■ Goal ■
Within this material, how many lines have the string "expenses" in them? The answer is a number, with nothing added.

■ Stored rows ■

BEGIN

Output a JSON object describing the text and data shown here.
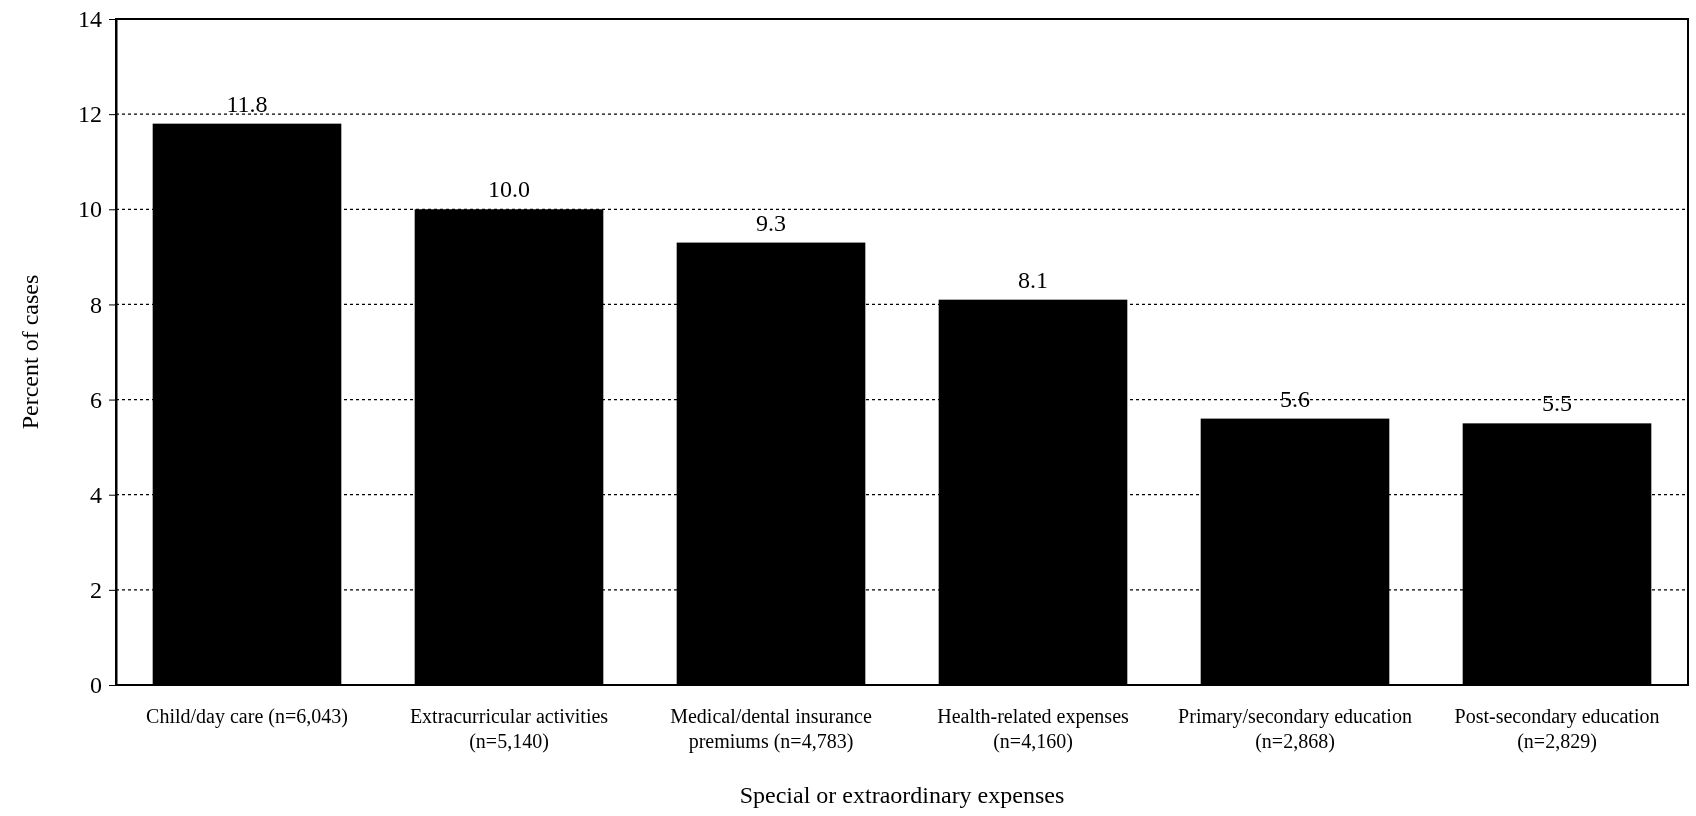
{
  "chart_data": {
    "type": "bar",
    "xlabel": "Special or extraordinary expenses",
    "ylabel": "Percent of cases",
    "categories": [
      "Child/day care (n=6,043)",
      "Extracurricular activities (n=5,140)",
      "Medical/dental insurance premiums (n=4,783)",
      "Health-related expenses (n=4,160)",
      "Primary/secondary education (n=2,868)",
      "Post-secondary education (n=2,829)"
    ],
    "values": [
      11.8,
      10.0,
      9.3,
      8.1,
      5.6,
      5.5
    ],
    "value_labels": [
      "11.8",
      "10.0",
      "9.3",
      "8.1",
      "5.6",
      "5.5"
    ],
    "color": "#000000",
    "ylim": [
      0,
      14
    ],
    "yticks": [
      0,
      2,
      4,
      6,
      8,
      10,
      12,
      14
    ],
    "grid": "y",
    "line_style": "dotted"
  }
}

END

■ Answer to this task ■
2